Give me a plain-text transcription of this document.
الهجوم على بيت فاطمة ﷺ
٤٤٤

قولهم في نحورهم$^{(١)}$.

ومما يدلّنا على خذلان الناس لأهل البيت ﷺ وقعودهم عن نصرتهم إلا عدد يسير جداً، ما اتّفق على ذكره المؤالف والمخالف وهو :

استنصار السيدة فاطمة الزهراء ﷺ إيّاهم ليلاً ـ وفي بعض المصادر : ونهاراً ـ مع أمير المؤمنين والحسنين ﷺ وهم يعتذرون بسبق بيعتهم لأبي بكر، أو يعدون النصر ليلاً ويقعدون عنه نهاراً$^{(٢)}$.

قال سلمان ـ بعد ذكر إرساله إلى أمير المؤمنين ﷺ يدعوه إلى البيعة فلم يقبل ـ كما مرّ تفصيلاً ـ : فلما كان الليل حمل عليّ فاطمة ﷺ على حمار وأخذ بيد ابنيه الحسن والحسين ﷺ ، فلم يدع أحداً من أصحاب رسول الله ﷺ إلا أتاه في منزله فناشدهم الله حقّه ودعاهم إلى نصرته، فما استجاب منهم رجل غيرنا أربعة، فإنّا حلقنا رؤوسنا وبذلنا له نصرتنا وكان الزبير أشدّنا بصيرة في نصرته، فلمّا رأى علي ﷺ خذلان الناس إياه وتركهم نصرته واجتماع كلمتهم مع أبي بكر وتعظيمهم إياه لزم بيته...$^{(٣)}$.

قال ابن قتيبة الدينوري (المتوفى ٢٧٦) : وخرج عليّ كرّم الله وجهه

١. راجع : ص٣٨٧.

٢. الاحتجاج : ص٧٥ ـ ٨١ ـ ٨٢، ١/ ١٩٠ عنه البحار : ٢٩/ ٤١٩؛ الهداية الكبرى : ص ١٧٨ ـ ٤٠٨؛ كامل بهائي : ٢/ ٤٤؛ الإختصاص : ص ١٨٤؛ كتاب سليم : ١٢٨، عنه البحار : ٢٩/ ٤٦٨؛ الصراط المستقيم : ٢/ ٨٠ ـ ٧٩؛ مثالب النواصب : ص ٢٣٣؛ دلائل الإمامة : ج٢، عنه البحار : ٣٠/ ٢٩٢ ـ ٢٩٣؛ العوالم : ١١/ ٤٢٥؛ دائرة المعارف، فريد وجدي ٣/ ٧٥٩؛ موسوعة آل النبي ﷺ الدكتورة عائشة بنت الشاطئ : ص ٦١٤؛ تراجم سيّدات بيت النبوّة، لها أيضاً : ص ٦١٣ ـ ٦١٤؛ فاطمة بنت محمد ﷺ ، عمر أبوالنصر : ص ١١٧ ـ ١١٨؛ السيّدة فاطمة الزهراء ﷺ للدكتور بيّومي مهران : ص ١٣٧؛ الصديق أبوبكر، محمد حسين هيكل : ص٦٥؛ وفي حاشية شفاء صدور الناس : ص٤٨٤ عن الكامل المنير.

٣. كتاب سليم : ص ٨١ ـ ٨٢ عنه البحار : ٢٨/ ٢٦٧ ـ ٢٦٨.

Work required. Extract all the material, leaving every line as it is.

Expected output.
Give me a plain-text transcription of this document.
الهجوم على بيت فاطمة ﷺ
٤٤٤

قولهم في نحورهم$^{(١)}$.

ومما يدلّنا على خذلان الناس لأهل البيت ﷺ وقعودهم عن نصرتهم إلا عدد يسير جداً، ما اتّفق على ذكره المؤالف والمخالف وهو :

استنصار السيدة فاطمة الزهراء ﷺ إيّاهم ليلاً ـ وفي بعض المصادر : ونهاراً ـ مع أمير المؤمنين والحسنين ﷺ وهم يعتذرون بسبق بيعتهم لأبي بكر، أو يعدون النصر ليلاً ويقعدون عنه نهاراً$^{(٢)}$.

قال سلمان ـ بعد ذكر إرساله إلى أمير المؤمنين ﷺ يدعوه إلى البيعة فلم يقبل ـ كما مرّ تفصيلاً ـ : فلما كان الليل حمل عليّ فاطمة ﷺ على حمار وأخذ بيد ابنيه الحسن والحسين ﷺ ، فلم يدع أحداً من أصحاب رسول الله ﷺ إلا أتاه في منزله فناشدهم الله حقّه ودعاهم إلى نصرته، فما استجاب منهم رجل غيرنا أربعة، فإنّا حلقنا رؤوسنا وبذلنا له نصرتنا وكان الزبير أشدّنا بصيرة في نصرته، فلمّا رأى علي ﷺ خذلان الناس إياه وتركهم نصرته واجتماع كلمتهم مع أبي بكر وتعظيمهم إياه لزم بيته...$^{(٣)}$.

قال ابن قتيبة الدينوري (المتوفى ٢٧٦) : وخرج عليّ كرّم الله وجهه

١. راجع : ص٣٨٧.

٢. الاحتجاج : ص٧٥ ـ ٨١ ـ ٨٢، ١/ ١٩٠ عنه البحار : ٢٩/ ٤١٩؛ الهداية الكبرى : ص ١٧٨ ـ ٤٠٨؛ كامل بهائي : ٢/ ٤٤؛ الإختصاص : ص ١٨٤؛ كتاب سليم : ١٢٨، عنه البحار : ٢٩/ ٤٦٨؛ الصراط المستقيم : ٢/ ٨٠ ـ ٧٩؛ مثالب النواصب : ص ٢٣٣؛ دلائل الإمامة : ج٢، عنه البحار : ٣٠/ ٢٩٢ ـ ٢٩٣؛ العوالم : ١١/ ٤٢٥؛ دائرة المعارف، فريد وجدي ٣/ ٧٥٩؛ موسوعة آل النبي ﷺ الدكتورة عائشة بنت الشاطئ : ص ٦١٤؛ تراجم سيّدات بيت النبوّة، لها أيضاً : ص ٦١٣ ـ ٦١٤؛ فاطمة بنت محمد ﷺ ، عمر أبوالنصر : ص ١١٧ ـ ١١٨؛ السيّدة فاطمة الزهراء ﷺ للدكتور بيّومي مهران : ص ١٣٧؛ الصديق أبوبكر، محمد حسين هيكل : ص٦٥؛ وفي حاشية شفاء صدور الناس : ص٤٨٤ عن الكامل المنير.

٣. كتاب سليم : ص ٨١ ـ ٨٢ عنه البحار : ٢٨/ ٢٦٧ ـ ٢٦٨.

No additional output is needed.